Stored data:
▬▬▬▬▬▬▬▬▬▬

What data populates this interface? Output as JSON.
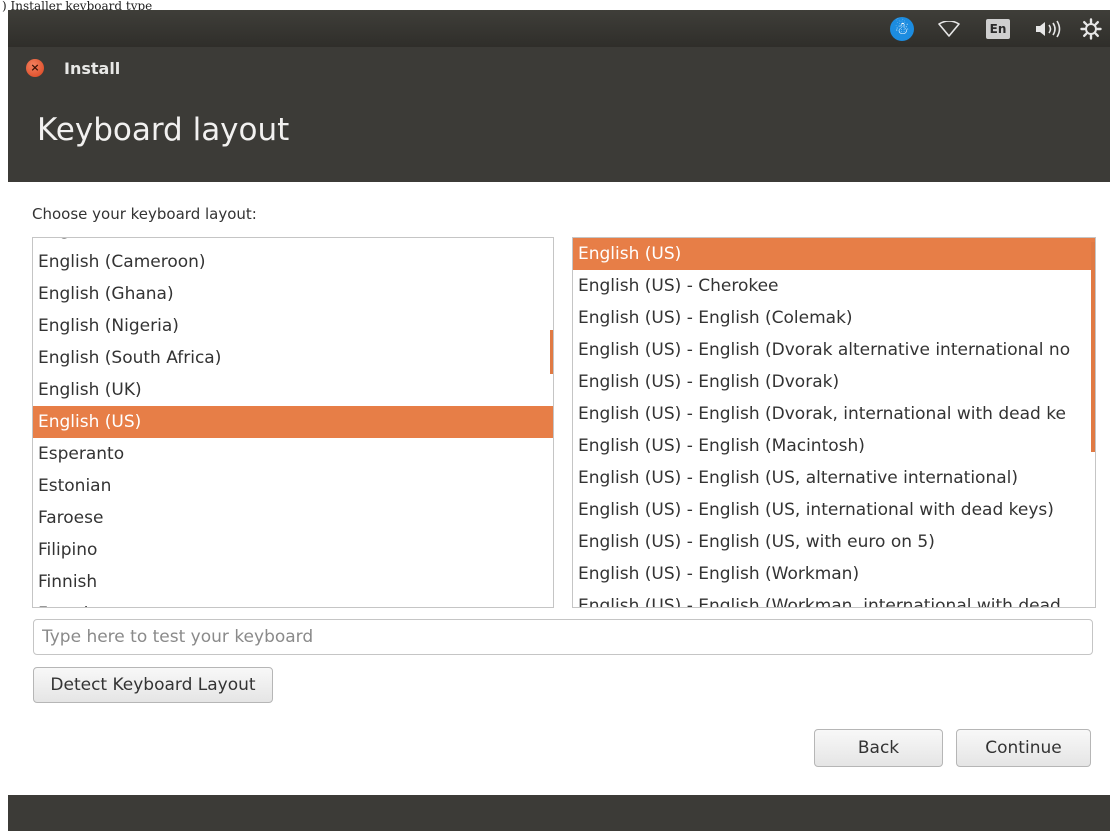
{
  "caption": ") Installer keyboard type",
  "system_tray": {
    "accessibility_icon": "accessibility-icon",
    "network_icon": "wifi-icon",
    "language_label": "En",
    "sound_icon": "sound-icon",
    "power_icon": "gear-icon"
  },
  "window": {
    "title": "Install"
  },
  "header": {
    "title": "Keyboard layout"
  },
  "layout_label": "Choose your keyboard layout:",
  "languages": [
    {
      "label": "English (Cameroon)"
    },
    {
      "label": "English (Ghana)"
    },
    {
      "label": "English (Nigeria)"
    },
    {
      "label": "English (South Africa)"
    },
    {
      "label": "English (UK)"
    },
    {
      "label": "English (US)",
      "selected": true
    },
    {
      "label": "Esperanto"
    },
    {
      "label": "Estonian"
    },
    {
      "label": "Faroese"
    },
    {
      "label": "Filipino"
    },
    {
      "label": "Finnish"
    }
  ],
  "variants": [
    {
      "label": "English (US)",
      "selected": true
    },
    {
      "label": "English (US) - Cherokee"
    },
    {
      "label": "English (US) - English (Colemak)"
    },
    {
      "label": "English (US) - English (Dvorak alternative international no"
    },
    {
      "label": "English (US) - English (Dvorak)"
    },
    {
      "label": "English (US) - English (Dvorak, international with dead ke"
    },
    {
      "label": "English (US) - English (Macintosh)"
    },
    {
      "label": "English (US) - English (US, alternative international)"
    },
    {
      "label": "English (US) - English (US, international with dead keys)"
    },
    {
      "label": "English (US) - English (US, with euro on 5)"
    },
    {
      "label": "English (US) - English (Workman)"
    },
    {
      "label": "English (US) - English (Workman, international with dead"
    }
  ],
  "test_input": {
    "placeholder": "Type here to test your keyboard",
    "value": ""
  },
  "buttons": {
    "detect": "Detect Keyboard Layout",
    "back": "Back",
    "continue": "Continue"
  },
  "colors": {
    "accent": "#e77e47",
    "chrome": "#3c3b37"
  }
}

▬▬▬▬▬▬▬▬▬▬

Return each line exactly as written. Any picture gets left out.

— EXERCISE RESPONSE —
What data populates this interface? Output as JSON.
{
  "caption": ") Installer keyboard type",
  "system_tray": {
    "accessibility_icon": "accessibility-icon",
    "network_icon": "wifi-icon",
    "language_label": "En",
    "sound_icon": "sound-icon",
    "power_icon": "gear-icon"
  },
  "window": {
    "title": "Install"
  },
  "header": {
    "title": "Keyboard layout"
  },
  "layout_label": "Choose your keyboard layout:",
  "languages": [
    {
      "label": "English (Cameroon)"
    },
    {
      "label": "English (Ghana)"
    },
    {
      "label": "English (Nigeria)"
    },
    {
      "label": "English (South Africa)"
    },
    {
      "label": "English (UK)"
    },
    {
      "label": "English (US)",
      "selected": true
    },
    {
      "label": "Esperanto"
    },
    {
      "label": "Estonian"
    },
    {
      "label": "Faroese"
    },
    {
      "label": "Filipino"
    },
    {
      "label": "Finnish"
    }
  ],
  "variants": [
    {
      "label": "English (US)",
      "selected": true
    },
    {
      "label": "English (US) - Cherokee"
    },
    {
      "label": "English (US) - English (Colemak)"
    },
    {
      "label": "English (US) - English (Dvorak alternative international no"
    },
    {
      "label": "English (US) - English (Dvorak)"
    },
    {
      "label": "English (US) - English (Dvorak, international with dead ke"
    },
    {
      "label": "English (US) - English (Macintosh)"
    },
    {
      "label": "English (US) - English (US, alternative international)"
    },
    {
      "label": "English (US) - English (US, international with dead keys)"
    },
    {
      "label": "English (US) - English (US, with euro on 5)"
    },
    {
      "label": "English (US) - English (Workman)"
    },
    {
      "label": "English (US) - English (Workman, international with dead"
    }
  ],
  "test_input": {
    "placeholder": "Type here to test your keyboard",
    "value": ""
  },
  "buttons": {
    "detect": "Detect Keyboard Layout",
    "back": "Back",
    "continue": "Continue"
  },
  "colors": {
    "accent": "#e77e47",
    "chrome": "#3c3b37"
  }
}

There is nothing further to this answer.